***** Dataset *****

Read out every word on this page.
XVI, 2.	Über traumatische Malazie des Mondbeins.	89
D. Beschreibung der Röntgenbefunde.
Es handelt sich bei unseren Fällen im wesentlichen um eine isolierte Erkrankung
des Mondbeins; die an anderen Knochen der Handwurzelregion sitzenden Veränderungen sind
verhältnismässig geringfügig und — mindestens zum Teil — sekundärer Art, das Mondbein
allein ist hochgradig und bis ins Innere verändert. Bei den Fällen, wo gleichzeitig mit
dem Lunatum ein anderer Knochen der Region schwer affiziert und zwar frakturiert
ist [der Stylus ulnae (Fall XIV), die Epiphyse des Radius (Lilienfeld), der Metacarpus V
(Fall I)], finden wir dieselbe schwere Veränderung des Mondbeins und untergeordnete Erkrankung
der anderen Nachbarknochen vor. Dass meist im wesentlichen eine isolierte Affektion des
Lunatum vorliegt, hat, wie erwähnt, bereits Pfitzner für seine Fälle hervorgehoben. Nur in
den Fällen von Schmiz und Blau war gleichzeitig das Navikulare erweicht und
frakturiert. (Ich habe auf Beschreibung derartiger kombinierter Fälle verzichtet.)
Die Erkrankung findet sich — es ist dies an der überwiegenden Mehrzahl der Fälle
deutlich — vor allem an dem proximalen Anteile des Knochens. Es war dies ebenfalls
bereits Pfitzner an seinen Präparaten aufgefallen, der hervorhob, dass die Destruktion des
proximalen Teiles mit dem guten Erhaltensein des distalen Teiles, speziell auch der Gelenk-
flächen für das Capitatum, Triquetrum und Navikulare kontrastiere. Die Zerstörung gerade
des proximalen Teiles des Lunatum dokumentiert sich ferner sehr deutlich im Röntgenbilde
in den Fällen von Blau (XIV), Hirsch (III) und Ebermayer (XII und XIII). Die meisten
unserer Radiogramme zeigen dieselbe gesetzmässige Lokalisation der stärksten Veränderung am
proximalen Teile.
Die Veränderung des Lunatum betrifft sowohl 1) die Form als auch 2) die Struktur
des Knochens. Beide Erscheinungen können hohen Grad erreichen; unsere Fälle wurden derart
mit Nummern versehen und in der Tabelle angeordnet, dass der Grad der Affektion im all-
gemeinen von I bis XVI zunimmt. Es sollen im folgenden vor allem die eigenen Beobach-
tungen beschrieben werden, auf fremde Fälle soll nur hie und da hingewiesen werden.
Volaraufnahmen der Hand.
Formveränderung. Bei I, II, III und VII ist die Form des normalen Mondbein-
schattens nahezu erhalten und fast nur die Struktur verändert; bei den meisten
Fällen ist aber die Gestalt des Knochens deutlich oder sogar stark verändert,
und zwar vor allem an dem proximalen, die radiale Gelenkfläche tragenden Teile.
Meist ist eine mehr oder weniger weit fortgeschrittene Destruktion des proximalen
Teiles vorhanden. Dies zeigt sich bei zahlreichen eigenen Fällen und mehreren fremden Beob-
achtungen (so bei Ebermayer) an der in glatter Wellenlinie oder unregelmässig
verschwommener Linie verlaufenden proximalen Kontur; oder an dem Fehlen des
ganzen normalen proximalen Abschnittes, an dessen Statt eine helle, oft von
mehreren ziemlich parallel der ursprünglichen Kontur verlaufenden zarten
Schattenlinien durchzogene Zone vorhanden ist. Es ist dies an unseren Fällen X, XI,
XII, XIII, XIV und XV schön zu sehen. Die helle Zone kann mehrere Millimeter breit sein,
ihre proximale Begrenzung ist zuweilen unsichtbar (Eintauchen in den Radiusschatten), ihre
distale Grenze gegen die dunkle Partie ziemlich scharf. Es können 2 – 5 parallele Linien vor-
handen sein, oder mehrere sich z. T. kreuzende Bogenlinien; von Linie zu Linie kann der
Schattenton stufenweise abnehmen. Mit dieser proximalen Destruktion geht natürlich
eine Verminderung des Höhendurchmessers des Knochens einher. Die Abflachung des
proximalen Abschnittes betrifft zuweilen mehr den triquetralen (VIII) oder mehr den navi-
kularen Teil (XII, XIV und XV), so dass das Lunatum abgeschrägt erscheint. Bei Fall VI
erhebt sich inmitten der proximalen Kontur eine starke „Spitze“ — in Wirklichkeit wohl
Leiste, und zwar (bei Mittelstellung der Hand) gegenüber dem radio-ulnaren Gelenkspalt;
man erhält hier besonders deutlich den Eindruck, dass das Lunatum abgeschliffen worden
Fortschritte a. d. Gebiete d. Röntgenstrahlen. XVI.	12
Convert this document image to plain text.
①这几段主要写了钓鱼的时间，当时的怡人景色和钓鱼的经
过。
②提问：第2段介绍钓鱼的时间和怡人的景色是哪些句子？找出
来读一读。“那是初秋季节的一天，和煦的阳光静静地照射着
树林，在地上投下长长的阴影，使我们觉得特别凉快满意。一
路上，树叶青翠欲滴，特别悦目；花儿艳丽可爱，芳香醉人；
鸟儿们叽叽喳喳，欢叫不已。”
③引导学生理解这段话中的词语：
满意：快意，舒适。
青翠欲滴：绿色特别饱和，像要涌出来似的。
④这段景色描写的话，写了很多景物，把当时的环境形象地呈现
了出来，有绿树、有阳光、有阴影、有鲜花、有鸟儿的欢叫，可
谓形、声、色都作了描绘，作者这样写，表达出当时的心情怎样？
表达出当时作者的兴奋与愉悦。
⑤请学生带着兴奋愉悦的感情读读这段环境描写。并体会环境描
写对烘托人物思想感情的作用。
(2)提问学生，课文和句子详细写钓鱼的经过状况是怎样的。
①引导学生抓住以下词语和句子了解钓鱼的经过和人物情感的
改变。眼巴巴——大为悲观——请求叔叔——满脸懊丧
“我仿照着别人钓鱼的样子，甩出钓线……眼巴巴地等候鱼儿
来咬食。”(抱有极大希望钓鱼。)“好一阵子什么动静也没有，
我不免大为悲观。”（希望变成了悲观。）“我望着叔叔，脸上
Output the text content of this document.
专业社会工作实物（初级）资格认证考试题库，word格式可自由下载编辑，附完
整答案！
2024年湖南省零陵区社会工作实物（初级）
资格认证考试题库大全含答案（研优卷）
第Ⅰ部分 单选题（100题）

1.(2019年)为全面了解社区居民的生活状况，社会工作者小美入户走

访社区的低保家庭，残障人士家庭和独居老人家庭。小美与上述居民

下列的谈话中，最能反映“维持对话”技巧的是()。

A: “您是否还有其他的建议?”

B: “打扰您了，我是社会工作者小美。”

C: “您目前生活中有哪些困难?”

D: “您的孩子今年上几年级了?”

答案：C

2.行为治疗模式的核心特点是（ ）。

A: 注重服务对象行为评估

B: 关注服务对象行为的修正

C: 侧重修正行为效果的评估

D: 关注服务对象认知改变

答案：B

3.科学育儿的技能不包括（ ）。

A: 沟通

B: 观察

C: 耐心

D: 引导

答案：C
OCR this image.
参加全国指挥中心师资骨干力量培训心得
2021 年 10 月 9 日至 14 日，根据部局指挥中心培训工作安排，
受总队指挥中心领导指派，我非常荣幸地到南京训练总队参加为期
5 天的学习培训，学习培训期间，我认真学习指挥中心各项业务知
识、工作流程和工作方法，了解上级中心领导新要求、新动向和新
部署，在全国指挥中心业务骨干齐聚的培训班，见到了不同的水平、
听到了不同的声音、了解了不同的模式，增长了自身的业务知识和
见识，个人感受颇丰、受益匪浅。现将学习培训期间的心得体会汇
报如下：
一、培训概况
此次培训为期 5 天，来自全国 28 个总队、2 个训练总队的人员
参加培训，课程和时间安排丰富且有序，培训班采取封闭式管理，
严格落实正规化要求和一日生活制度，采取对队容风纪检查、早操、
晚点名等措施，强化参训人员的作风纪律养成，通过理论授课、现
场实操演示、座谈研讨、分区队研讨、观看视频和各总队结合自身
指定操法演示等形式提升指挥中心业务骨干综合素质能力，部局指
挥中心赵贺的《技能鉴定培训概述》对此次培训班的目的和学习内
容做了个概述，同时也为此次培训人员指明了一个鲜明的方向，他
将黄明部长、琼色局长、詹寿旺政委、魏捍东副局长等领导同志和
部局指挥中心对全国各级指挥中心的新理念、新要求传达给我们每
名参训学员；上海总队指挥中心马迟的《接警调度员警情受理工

*****

All lines from the line containing "OCR this image." through the end of the listing above are to be duplicated exactly; include both ends and nothing further.

OCR this image.
参加全国指挥中心师资骨干力量培训心得
2021 年 10 月 9 日至 14 日，根据部局指挥中心培训工作安排，
受总队指挥中心领导指派，我非常荣幸地到南京训练总队参加为期
5 天的学习培训，学习培训期间，我认真学习指挥中心各项业务知
识、工作流程和工作方法，了解上级中心领导新要求、新动向和新
部署，在全国指挥中心业务骨干齐聚的培训班，见到了不同的水平、
听到了不同的声音、了解了不同的模式，增长了自身的业务知识和
见识，个人感受颇丰、受益匪浅。现将学习培训期间的心得体会汇
报如下：
一、培训概况
此次培训为期 5 天，来自全国 28 个总队、2 个训练总队的人员
参加培训，课程和时间安排丰富且有序，培训班采取封闭式管理，
严格落实正规化要求和一日生活制度，采取对队容风纪检查、早操、
晚点名等措施，强化参训人员的作风纪律养成，通过理论授课、现
场实操演示、座谈研讨、分区队研讨、观看视频和各总队结合自身
指定操法演示等形式提升指挥中心业务骨干综合素质能力，部局指
挥中心赵贺的《技能鉴定培训概述》对此次培训班的目的和学习内
容做了个概述，同时也为此次培训人员指明了一个鲜明的方向，他
将黄明部长、琼色局长、詹寿旺政委、魏捍东副局长等领导同志和
部局指挥中心对全国各级指挥中心的新理念、新要求传达给我们每
名参训学员；上海总队指挥中心马迟的《接警调度员警情受理工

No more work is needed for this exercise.